GIVEN INSTRUCTION:
Find each line containing the string "играть". Copy it.

[Excerpt from a dataset]
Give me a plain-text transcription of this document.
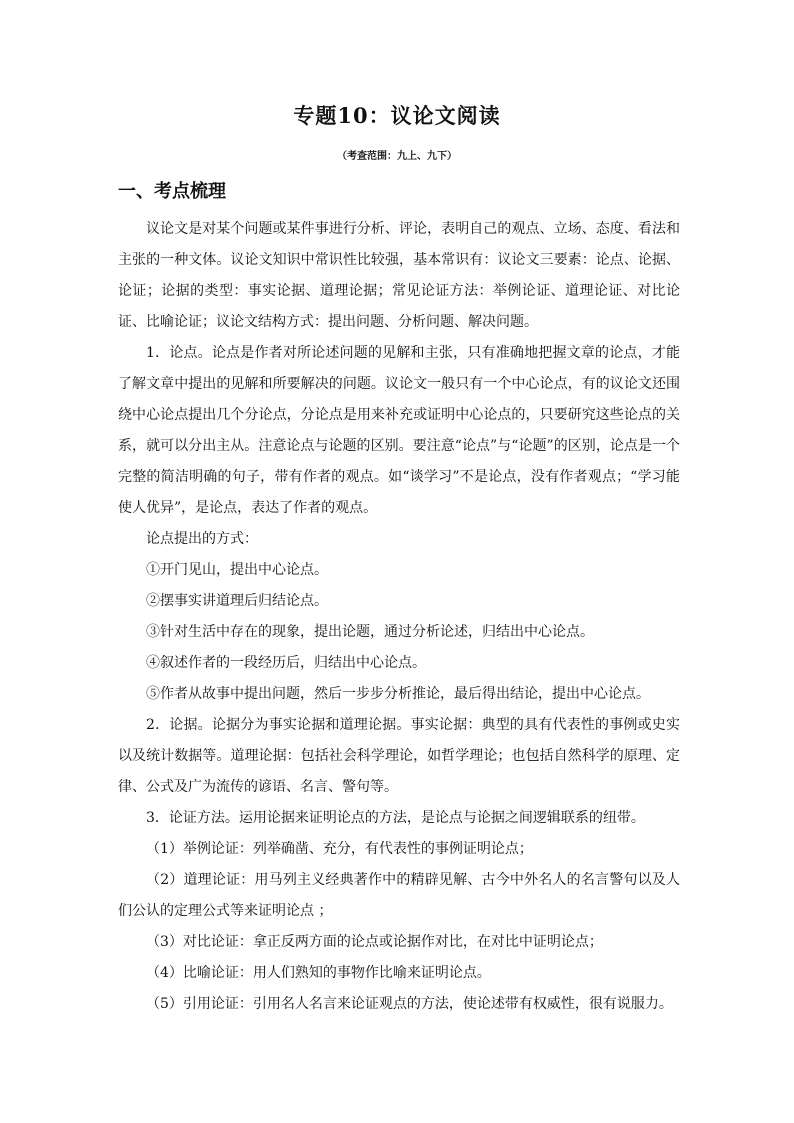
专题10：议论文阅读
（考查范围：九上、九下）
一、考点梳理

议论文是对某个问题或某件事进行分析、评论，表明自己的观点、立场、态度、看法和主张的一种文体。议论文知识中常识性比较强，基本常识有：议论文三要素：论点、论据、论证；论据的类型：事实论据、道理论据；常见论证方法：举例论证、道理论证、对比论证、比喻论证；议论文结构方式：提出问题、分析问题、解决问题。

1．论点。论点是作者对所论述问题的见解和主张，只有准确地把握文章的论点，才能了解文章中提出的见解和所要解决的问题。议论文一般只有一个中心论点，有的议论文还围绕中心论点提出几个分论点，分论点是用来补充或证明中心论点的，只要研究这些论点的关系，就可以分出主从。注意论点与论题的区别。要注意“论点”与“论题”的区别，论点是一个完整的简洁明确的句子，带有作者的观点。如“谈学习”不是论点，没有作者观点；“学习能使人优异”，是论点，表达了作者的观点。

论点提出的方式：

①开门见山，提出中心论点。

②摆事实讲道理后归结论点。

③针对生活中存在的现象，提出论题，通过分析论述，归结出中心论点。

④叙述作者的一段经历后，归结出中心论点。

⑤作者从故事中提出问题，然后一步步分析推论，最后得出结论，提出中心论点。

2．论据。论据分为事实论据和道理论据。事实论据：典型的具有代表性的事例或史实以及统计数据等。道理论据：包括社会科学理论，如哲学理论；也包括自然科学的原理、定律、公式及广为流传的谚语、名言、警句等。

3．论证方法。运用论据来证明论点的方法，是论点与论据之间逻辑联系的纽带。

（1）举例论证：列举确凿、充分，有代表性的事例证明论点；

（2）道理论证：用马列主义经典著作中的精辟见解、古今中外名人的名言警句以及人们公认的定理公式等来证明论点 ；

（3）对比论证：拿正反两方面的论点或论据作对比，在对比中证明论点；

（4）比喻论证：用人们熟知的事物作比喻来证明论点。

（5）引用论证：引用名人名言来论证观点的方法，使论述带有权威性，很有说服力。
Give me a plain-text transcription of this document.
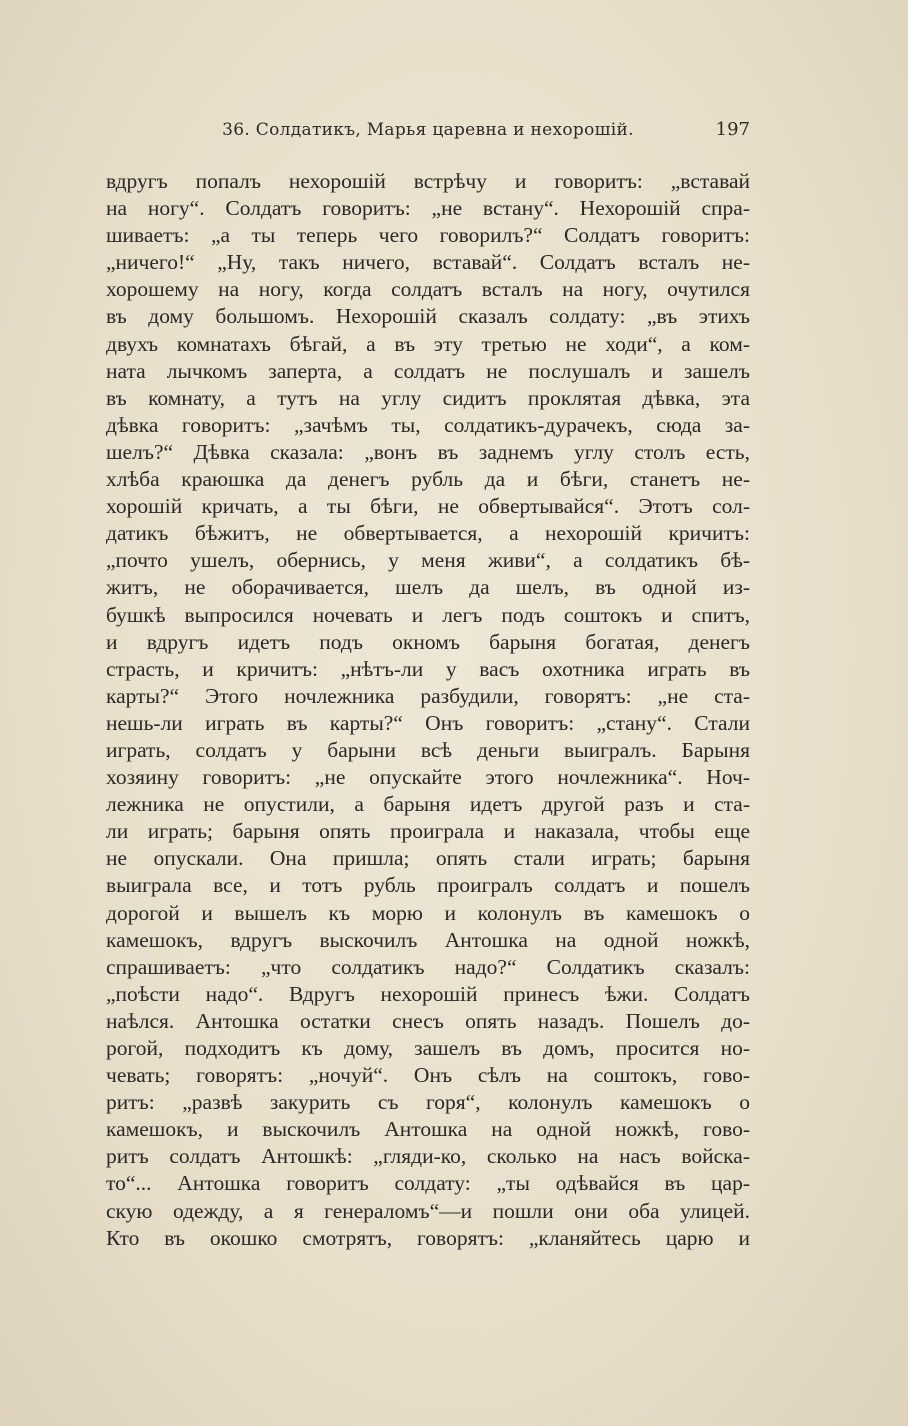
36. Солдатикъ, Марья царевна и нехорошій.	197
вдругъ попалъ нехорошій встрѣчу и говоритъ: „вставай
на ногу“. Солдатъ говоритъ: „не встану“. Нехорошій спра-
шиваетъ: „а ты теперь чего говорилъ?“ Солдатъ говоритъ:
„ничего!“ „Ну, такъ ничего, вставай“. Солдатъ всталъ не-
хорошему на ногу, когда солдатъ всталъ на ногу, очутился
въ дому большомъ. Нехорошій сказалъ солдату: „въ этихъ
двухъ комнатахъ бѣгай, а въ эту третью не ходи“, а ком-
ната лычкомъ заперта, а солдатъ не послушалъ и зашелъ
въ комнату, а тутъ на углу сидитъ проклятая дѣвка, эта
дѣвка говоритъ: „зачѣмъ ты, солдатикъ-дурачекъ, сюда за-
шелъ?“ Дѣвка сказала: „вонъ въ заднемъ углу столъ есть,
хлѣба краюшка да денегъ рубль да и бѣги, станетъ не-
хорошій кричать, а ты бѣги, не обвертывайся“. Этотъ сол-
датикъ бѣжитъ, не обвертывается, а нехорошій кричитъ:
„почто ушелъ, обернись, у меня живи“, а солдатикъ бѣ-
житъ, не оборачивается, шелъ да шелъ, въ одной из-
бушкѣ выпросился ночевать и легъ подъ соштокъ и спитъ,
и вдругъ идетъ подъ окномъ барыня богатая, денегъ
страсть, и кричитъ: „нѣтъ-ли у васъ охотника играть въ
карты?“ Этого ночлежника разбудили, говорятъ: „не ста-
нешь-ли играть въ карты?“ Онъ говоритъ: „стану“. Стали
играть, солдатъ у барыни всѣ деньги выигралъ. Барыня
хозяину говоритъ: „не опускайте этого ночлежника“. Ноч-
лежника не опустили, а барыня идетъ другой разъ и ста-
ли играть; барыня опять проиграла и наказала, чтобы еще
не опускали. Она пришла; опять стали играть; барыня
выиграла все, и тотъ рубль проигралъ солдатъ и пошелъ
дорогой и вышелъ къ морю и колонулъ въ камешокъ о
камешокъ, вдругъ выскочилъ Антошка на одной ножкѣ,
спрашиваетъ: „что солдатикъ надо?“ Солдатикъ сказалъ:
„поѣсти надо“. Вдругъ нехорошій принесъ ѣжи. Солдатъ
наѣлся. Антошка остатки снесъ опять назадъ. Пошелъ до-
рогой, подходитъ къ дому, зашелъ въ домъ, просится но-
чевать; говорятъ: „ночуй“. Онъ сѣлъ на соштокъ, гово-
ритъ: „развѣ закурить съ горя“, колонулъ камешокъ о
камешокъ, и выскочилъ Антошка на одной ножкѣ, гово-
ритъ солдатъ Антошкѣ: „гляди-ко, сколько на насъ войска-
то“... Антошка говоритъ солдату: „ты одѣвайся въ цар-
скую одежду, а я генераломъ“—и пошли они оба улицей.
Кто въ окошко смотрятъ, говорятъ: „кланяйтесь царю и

RESULT BELOW:
страсть, и кричитъ: „нѣтъ-ли у васъ охотника играть въ
нешь-ли играть въ карты?“ Онъ говоритъ: „стану“. Стали
играть, солдатъ у барыни всѣ деньги выигралъ. Барыня
ли играть; барыня опять проиграла и наказала, чтобы еще
не опускали. Она пришла; опять стали играть; барыня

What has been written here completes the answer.